**Uygulanacak Talimatlar:**
"Point xyxy=(219,302,232,311)" ifadesinin geçtiği satırdan "Point xyxy=(82,410,94,420)" ifadesinin geçtiği satıra kadar, iki uç dahil, bütün satırları "Point" yerine "Nokta" koyup başka hiçbir şeyi değiştirmeden yeniden yazar mısın? Yalnızca bu satırları ver.

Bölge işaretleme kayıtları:
•••••

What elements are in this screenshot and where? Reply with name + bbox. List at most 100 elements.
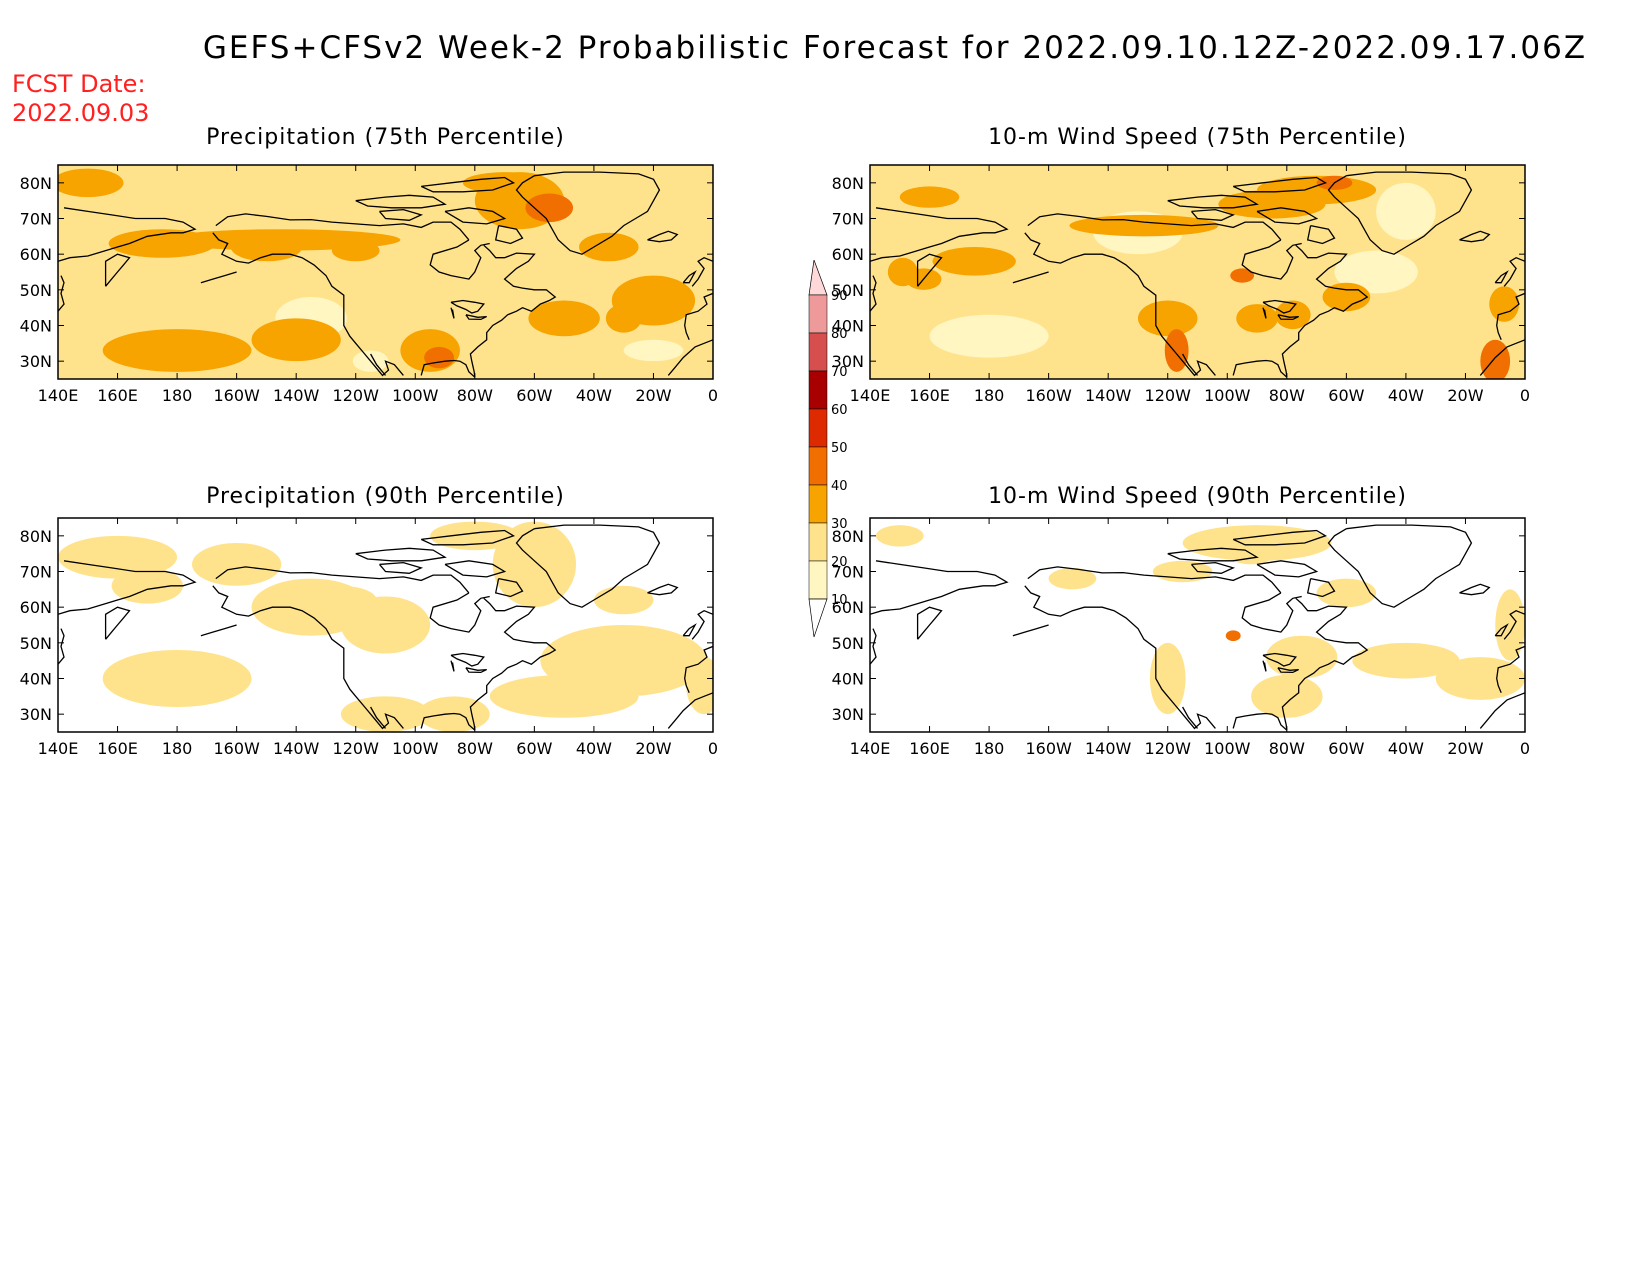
coastline	[58, 628, 65, 665]
lon-label: 160E	[909, 739, 950, 758]
probability-area	[489, 674, 639, 718]
lon-label: 20W	[1447, 386, 1483, 405]
lat-label: 50N	[20, 634, 52, 653]
probability-area	[430, 521, 520, 551]
lon-label: 140E	[850, 386, 891, 405]
coastline	[916, 253, 943, 287]
coastline	[1262, 660, 1267, 672]
panel-title-wind-90: 10-m Wind Speed (90th Percentile)	[988, 484, 1407, 509]
coastline	[212, 585, 404, 730]
colorbar-label: 20	[831, 555, 848, 570]
panel-title-precip-90: Precipitation (90th Percentile)	[206, 484, 565, 509]
probability-area	[424, 346, 454, 369]
lon-label: 40W	[576, 739, 612, 758]
coastline	[1496, 645, 1525, 694]
lon-label: 160W	[213, 386, 260, 405]
probability-area	[58, 168, 124, 198]
lon-label: 160E	[97, 739, 138, 758]
coastline	[469, 244, 557, 378]
coastline	[1496, 292, 1525, 341]
coastline	[1494, 270, 1509, 284]
lat-label: 80N	[832, 527, 864, 546]
probability-area	[58, 535, 178, 579]
lat-label: 60N	[832, 245, 864, 264]
low-probability-area	[929, 314, 1049, 358]
panel-title-precip-75: Precipitation (75th Percentile)	[206, 125, 565, 150]
lon-label: 20W	[635, 739, 671, 758]
probability-area	[528, 300, 600, 337]
lat-label: 50N	[20, 281, 52, 300]
coastline	[667, 339, 713, 376]
probability-area	[1225, 630, 1241, 642]
probability-area	[932, 247, 1016, 276]
map-panel-precip-75: 80N 70N 60N 50N 40N 30N 140E 160E 180 160W 140W 120…	[20, 164, 718, 405]
lon-label: 80W	[457, 386, 493, 405]
lon-label: 160W	[213, 739, 260, 758]
coastline	[1256, 207, 1319, 225]
lon-label: 60W	[1328, 386, 1364, 405]
coastline	[1012, 624, 1049, 637]
colorbar: 10 20 30 40 50 60 70 80 90	[808, 260, 848, 638]
coastline	[870, 560, 1009, 615]
coastline	[515, 171, 661, 255]
coastline	[429, 592, 490, 633]
probability-area	[875, 525, 924, 547]
probability-area	[1274, 300, 1311, 330]
coastline	[104, 606, 131, 640]
coastline	[647, 230, 679, 243]
colorbar-label: 50	[831, 441, 848, 456]
coastline	[1281, 597, 1369, 731]
lat-label: 50N	[832, 634, 864, 653]
lat-label: 60N	[20, 245, 52, 264]
probability-area	[1316, 578, 1377, 608]
coastline	[1479, 339, 1525, 376]
lon-label: 140W	[273, 386, 320, 405]
coastline	[200, 271, 237, 284]
lat-label: 70N	[20, 210, 52, 229]
lon-label: 60W	[516, 386, 552, 405]
probability-area	[525, 193, 574, 223]
colorbar-label: 30	[831, 517, 848, 532]
probability-area	[191, 542, 282, 586]
coastline	[494, 224, 524, 245]
colorbar-band	[808, 560, 828, 600]
probability-area	[605, 304, 642, 333]
panel-title-wind-75: 10-m Wind Speed (75th Percentile)	[988, 125, 1407, 150]
probability-area	[1251, 674, 1323, 718]
coastline	[1232, 359, 1288, 378]
probability-area	[492, 521, 577, 608]
coastline	[1241, 592, 1302, 633]
coastline	[465, 667, 487, 674]
coastline	[1281, 244, 1369, 378]
map-panel-wind-90: 80N 70N 60N 50N 40N 30N 140E 160E 180 160W 140W 120…	[832, 517, 1530, 758]
coastline	[1277, 314, 1299, 321]
coastline	[420, 176, 516, 193]
lon-label: 140E	[38, 739, 79, 758]
colorbar-band	[808, 522, 828, 562]
probability-area	[108, 229, 216, 258]
probability-area	[1352, 642, 1460, 679]
probability-area	[418, 696, 490, 732]
low-probability-area	[1376, 182, 1436, 240]
lon-label: 0	[1520, 386, 1530, 405]
lat-label: 30N	[832, 705, 864, 724]
coastline	[420, 359, 476, 378]
probability-area	[102, 649, 252, 708]
coastline	[1232, 712, 1288, 731]
probability-area	[1182, 525, 1332, 561]
lon-label: 160E	[97, 386, 138, 405]
map-panel-wind-75: 80N 70N 60N 50N 40N 30N 140E 160E 180 160W 140W 120…	[832, 164, 1530, 405]
colorbar-label: 10	[831, 593, 848, 608]
probability-area	[1149, 642, 1186, 715]
lon-label: 140W	[1085, 739, 1132, 758]
lon-label: 40W	[576, 386, 612, 405]
coastline	[1306, 224, 1336, 245]
lon-label: 60W	[1328, 739, 1364, 758]
map-field	[58, 518, 713, 732]
coastline	[1191, 561, 1236, 574]
probability-area	[1048, 567, 1097, 590]
lon-label: 160W	[1025, 386, 1072, 405]
coastline	[1277, 667, 1299, 674]
coastline	[684, 645, 713, 694]
lat-label: 40N	[20, 670, 52, 689]
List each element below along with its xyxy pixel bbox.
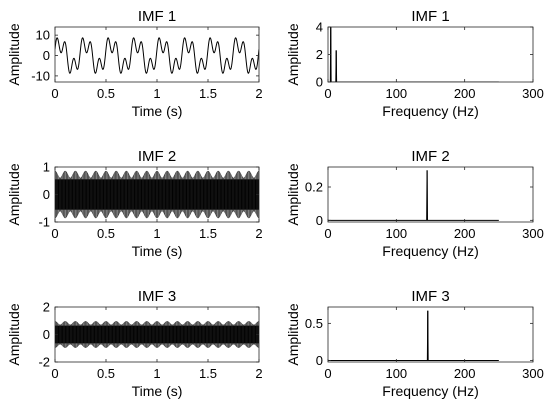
- x-tick-label: 1.5: [199, 226, 217, 241]
- y-tick-label: -1: [38, 215, 50, 230]
- signal-carrier: [55, 321, 259, 348]
- y-tick-label: 4: [316, 20, 323, 35]
- y-tick-label: 0: [316, 75, 323, 90]
- y-tick-label: 2: [43, 300, 50, 315]
- y-axis-label: Amplitude: [285, 23, 301, 85]
- subplot-title: IMF 2: [138, 148, 176, 165]
- x-axis-label: Frequency (Hz): [382, 383, 478, 399]
- y-tick-label: 0.2: [305, 180, 323, 195]
- x-axis-label: Frequency (Hz): [382, 103, 478, 119]
- x-tick-label: 0.5: [97, 86, 115, 101]
- y-tick-label: 0: [43, 327, 50, 342]
- y-tick-label: 10: [36, 28, 50, 43]
- axes-box: [54, 26, 260, 83]
- x-tick-label: 200: [454, 86, 476, 101]
- x-tick-label: 2: [255, 366, 262, 381]
- y-tick-label: 2: [316, 47, 323, 62]
- subplot-6: 0 100 200 300 0 0.5 IMF 3 Frequency (Hz) Amplitu…: [285, 288, 544, 399]
- x-tick-label: 1: [153, 86, 160, 101]
- axes-box: [327, 166, 534, 223]
- y-tick-label: 1: [43, 160, 50, 175]
- subplot-title: IMF 1: [411, 8, 449, 25]
- y-tick-label: -10: [31, 68, 50, 83]
- x-tick-label: 200: [454, 366, 476, 381]
- x-tick-label: 1: [153, 366, 160, 381]
- subplot-4: 0 100 200 300 0 0.2 IMF 2 Frequency (Hz) Amplitu…: [285, 148, 544, 259]
- signal-carrier: [55, 171, 259, 218]
- x-tick-label: 0: [324, 366, 331, 381]
- x-tick-label: 0: [51, 366, 58, 381]
- y-tick-label: 0: [43, 187, 50, 202]
- y-tick-label: 0: [43, 48, 50, 63]
- subplot-title: IMF 1: [138, 8, 176, 25]
- x-tick-label: 2: [255, 86, 262, 101]
- y-axis-label: Amplitude: [285, 163, 301, 225]
- y-tick-label: 0.5: [305, 316, 323, 331]
- y-axis-label: Amplitude: [6, 23, 22, 85]
- x-tick-label: 100: [385, 366, 407, 381]
- spectrum-line: [328, 170, 499, 221]
- x-tick-label: 0.5: [97, 226, 115, 241]
- signal-core: [55, 179, 259, 210]
- spectrum-line: [328, 27, 499, 82]
- x-tick-label: 100: [385, 226, 407, 241]
- subplot-2: 0 100 200 300 0 2 4 IMF 1 Frequency (Hz) Amplitud…: [285, 8, 544, 119]
- plot-area: [328, 27, 499, 82]
- y-axis-label: Amplitude: [6, 303, 22, 365]
- x-tick-label: 2: [255, 226, 262, 241]
- x-axis-label: Time (s): [132, 383, 183, 399]
- x-tick-label: 0: [51, 226, 58, 241]
- plot-area: [55, 37, 259, 74]
- subplot-title: IMF 3: [411, 288, 449, 305]
- plot-area: [55, 170, 259, 219]
- x-axis-label: Frequency (Hz): [382, 243, 478, 259]
- signal-core: [55, 325, 259, 344]
- plot-area: [328, 310, 499, 362]
- series-line: [55, 37, 259, 74]
- y-tick-label: 0: [316, 353, 323, 368]
- x-tick-label: 0.5: [97, 366, 115, 381]
- y-axis-label: Amplitude: [6, 163, 22, 225]
- y-axis-label: Amplitude: [285, 303, 301, 365]
- x-tick-label: 300: [522, 226, 544, 241]
- x-tick-label: 1.5: [199, 366, 217, 381]
- x-axis-label: Time (s): [132, 243, 183, 259]
- x-tick-label: 0: [51, 86, 58, 101]
- x-tick-label: 0: [324, 226, 331, 241]
- y-tick-label: -2: [38, 355, 50, 370]
- x-tick-label: 300: [522, 86, 544, 101]
- plot-area: [55, 321, 259, 348]
- axes-box: [327, 26, 534, 83]
- subplot-title: IMF 3: [138, 288, 176, 305]
- x-tick-label: 100: [385, 86, 407, 101]
- plot-area: [328, 170, 499, 221]
- x-axis-label: Time (s): [132, 103, 183, 119]
- y-tick-label: 0: [316, 213, 323, 228]
- x-tick-label: 300: [522, 366, 544, 381]
- x-tick-label: 1.5: [199, 86, 217, 101]
- axes-box: [327, 306, 534, 363]
- subplot-title: IMF 2: [411, 148, 449, 165]
- x-tick-label: 200: [454, 226, 476, 241]
- spectrum-line: [328, 310, 499, 362]
- x-tick-label: 0: [324, 86, 331, 101]
- x-tick-label: 1: [153, 226, 160, 241]
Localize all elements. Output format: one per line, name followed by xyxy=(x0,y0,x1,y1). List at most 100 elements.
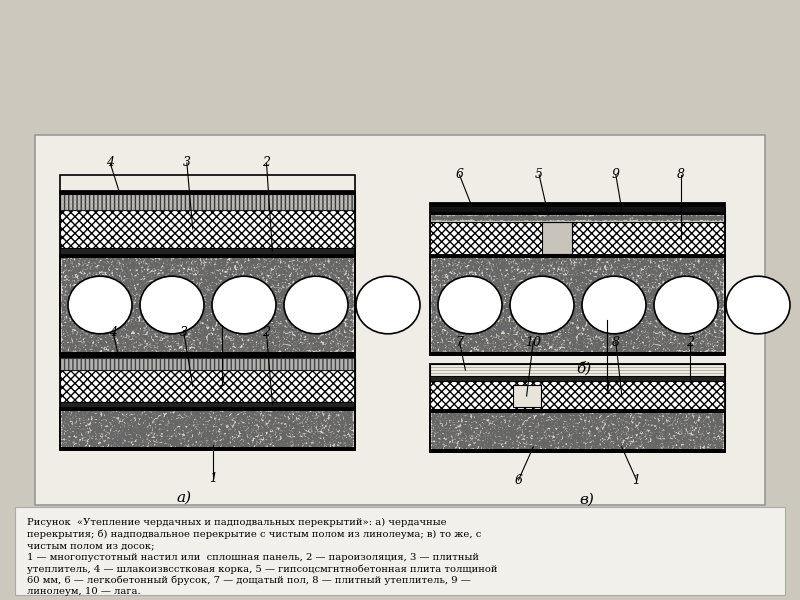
Point xyxy=(219,302,232,311)
Point xyxy=(649,315,662,325)
Point xyxy=(518,305,530,315)
Point xyxy=(655,298,668,308)
Point xyxy=(314,409,326,419)
Point xyxy=(478,411,491,421)
Point xyxy=(166,428,179,437)
Point xyxy=(252,283,265,292)
Point xyxy=(686,420,698,430)
Point xyxy=(209,266,222,275)
Point xyxy=(143,337,156,346)
Point xyxy=(282,427,295,437)
Point xyxy=(508,261,521,271)
Point xyxy=(542,431,554,441)
Point xyxy=(654,256,667,265)
Point xyxy=(301,295,314,304)
Point xyxy=(658,317,671,326)
Point xyxy=(104,416,117,426)
Point xyxy=(191,316,204,325)
Point xyxy=(464,287,477,297)
Point xyxy=(582,299,595,308)
Point xyxy=(610,429,622,439)
Point xyxy=(653,307,666,317)
Point xyxy=(492,433,505,443)
Point xyxy=(484,256,497,265)
Point xyxy=(259,273,272,283)
Point xyxy=(59,335,72,344)
Point xyxy=(491,296,504,306)
Point xyxy=(523,439,536,448)
Point xyxy=(446,214,459,224)
Point xyxy=(454,293,466,302)
Point xyxy=(471,298,484,307)
Point xyxy=(595,328,608,337)
Point xyxy=(479,213,492,223)
Point xyxy=(502,277,514,286)
Point xyxy=(82,410,94,420)
Point xyxy=(684,295,697,305)
Point xyxy=(199,307,212,316)
Point xyxy=(536,212,549,222)
Point xyxy=(502,303,515,313)
Point xyxy=(66,343,79,353)
Point xyxy=(198,410,211,419)
Point xyxy=(146,442,159,452)
Point xyxy=(121,304,134,313)
Point xyxy=(679,290,692,300)
Point xyxy=(553,262,566,272)
Point xyxy=(130,425,143,435)
Point xyxy=(507,260,520,270)
Point xyxy=(198,292,211,301)
Point xyxy=(508,412,521,422)
Point xyxy=(334,429,347,439)
Point xyxy=(534,332,547,341)
Point xyxy=(176,286,189,296)
Point xyxy=(554,430,566,440)
Point xyxy=(692,274,705,283)
Point xyxy=(313,425,326,435)
Point xyxy=(658,302,670,311)
Point xyxy=(78,338,91,348)
Point xyxy=(272,282,285,292)
Point xyxy=(577,302,590,311)
Point xyxy=(586,262,599,272)
Point xyxy=(290,307,302,317)
Point xyxy=(690,327,702,337)
Point xyxy=(580,407,593,417)
Point xyxy=(58,259,71,268)
Point xyxy=(690,301,703,310)
Point xyxy=(114,267,127,277)
Point xyxy=(240,419,253,428)
Point xyxy=(109,434,122,443)
Point xyxy=(691,325,704,334)
Point xyxy=(116,274,129,283)
Point xyxy=(346,280,358,289)
Point xyxy=(275,265,288,274)
Point xyxy=(245,306,258,316)
Point xyxy=(670,414,683,424)
Point xyxy=(530,262,542,271)
Point xyxy=(254,314,266,323)
Point xyxy=(207,331,220,340)
Point xyxy=(620,253,633,262)
Point xyxy=(690,439,703,448)
Point xyxy=(489,344,502,354)
Point xyxy=(661,303,674,313)
Point xyxy=(114,281,126,290)
Point xyxy=(606,215,619,224)
Point xyxy=(506,440,518,450)
Point xyxy=(440,263,453,273)
Point xyxy=(484,274,497,284)
Point xyxy=(124,418,137,427)
Point xyxy=(215,307,228,317)
Point xyxy=(261,295,274,305)
Point xyxy=(108,340,121,350)
Point xyxy=(669,440,682,450)
Point xyxy=(179,432,192,442)
Point xyxy=(116,307,129,317)
Point xyxy=(63,310,76,320)
Point xyxy=(124,311,137,321)
Point xyxy=(607,288,620,298)
Point xyxy=(517,414,530,424)
Point xyxy=(197,286,210,296)
Point xyxy=(141,276,154,286)
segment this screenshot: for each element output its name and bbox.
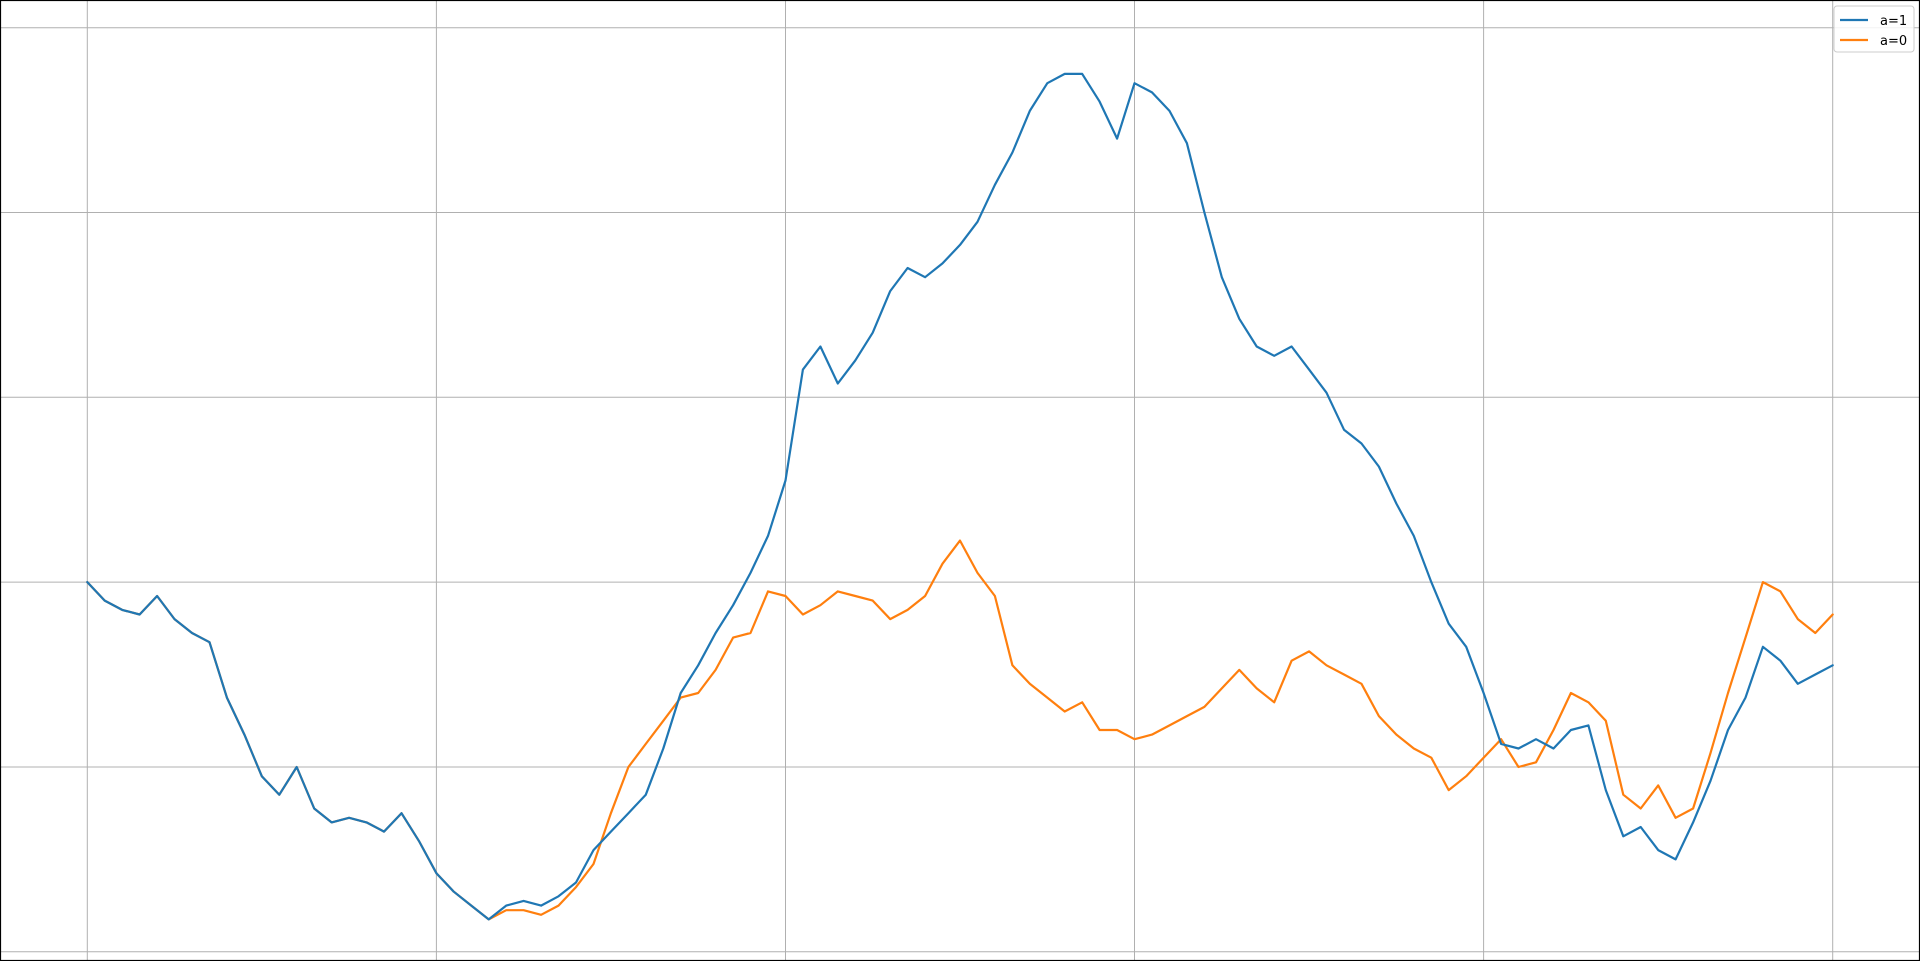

•••••

**Doğru Cevap:**
Nokta xyxy=(219,302,232,311)
Nokta xyxy=(649,315,662,325)
Nokta xyxy=(518,305,530,315)
Nokta xyxy=(655,298,668,308)
Nokta xyxy=(314,409,326,419)
Nokta xyxy=(478,411,491,421)
Nokta xyxy=(166,428,179,437)
Nokta xyxy=(252,283,265,292)
Nokta xyxy=(686,420,698,430)
Nokta xyxy=(209,266,222,275)
Nokta xyxy=(143,337,156,346)
Nokta xyxy=(282,427,295,437)
Nokta xyxy=(508,261,521,271)
Nokta xyxy=(542,431,554,441)
Nokta xyxy=(654,256,667,265)
Nokta xyxy=(301,295,314,304)
Nokta xyxy=(658,317,671,326)
Nokta xyxy=(104,416,117,426)
Nokta xyxy=(191,316,204,325)
Nokta xyxy=(464,287,477,297)
Nokta xyxy=(582,299,595,308)
Nokta xyxy=(610,429,622,439)
Nokta xyxy=(653,307,666,317)
Nokta xyxy=(492,433,505,443)
Nokta xyxy=(484,256,497,265)
Nokta xyxy=(259,273,272,283)
Nokta xyxy=(59,335,72,344)
Nokta xyxy=(491,296,504,306)
Nokta xyxy=(523,439,536,448)
Nokta xyxy=(446,214,459,224)
Nokta xyxy=(454,293,466,302)
Nokta xyxy=(471,298,484,307)
Nokta xyxy=(595,328,608,337)
Nokta xyxy=(479,213,492,223)
Nokta xyxy=(502,277,514,286)
Nokta xyxy=(82,410,94,420)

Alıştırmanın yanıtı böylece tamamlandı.